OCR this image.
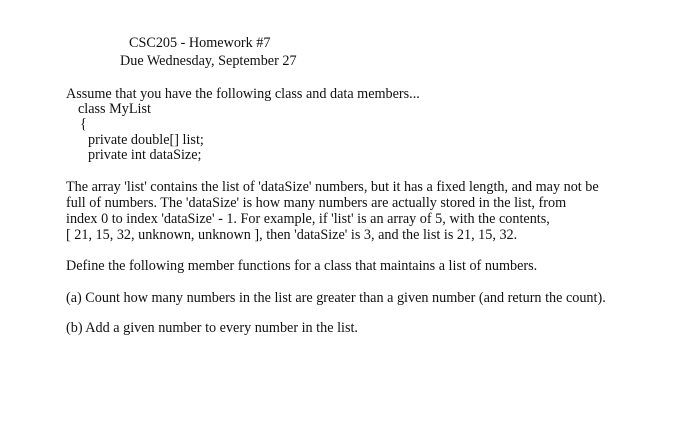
CSC205 - Homework #7
Due Wednesday, September 27
Assume that you have the following class and data members...
class MyList
{
private double[] list;
private int dataSize;
The array 'list' contains the list of 'dataSize' numbers, but it has a fixed length, and may not be
full of numbers. The 'dataSize' is how many numbers are actually stored in the list, from
index 0 to index 'dataSize' - 1. For example, if 'list' is an array of 5, with the contents,
[ 21, 15, 32, unknown, unknown ], then 'dataSize' is 3, and the list is 21, 15, 32.
Define the following member functions for a class that maintains a list of numbers.
(a) Count how many numbers in the list are greater than a given number (and return the count).
(b) Add a given number to every number in the list.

★ ★ ★

_Objective_: Reproduce all the records verbatim, excluding images.

_The response_:
OCR this image.
CSC205 - Homework #7
Due Wednesday, September 27
Assume that you have the following class and data members...
class MyList
{
private double[] list;
private int dataSize;
The array 'list' contains the list of 'dataSize' numbers, but it has a fixed length, and may not be
full of numbers. The 'dataSize' is how many numbers are actually stored in the list, from
index 0 to index 'dataSize' - 1. For example, if 'list' is an array of 5, with the contents,
[ 21, 15, 32, unknown, unknown ], then 'dataSize' is 3, and the list is 21, 15, 32.
Define the following member functions for a class that maintains a list of numbers.
(a) Count how many numbers in the list are greater than a given number (and return the count).
(b) Add a given number to every number in the list.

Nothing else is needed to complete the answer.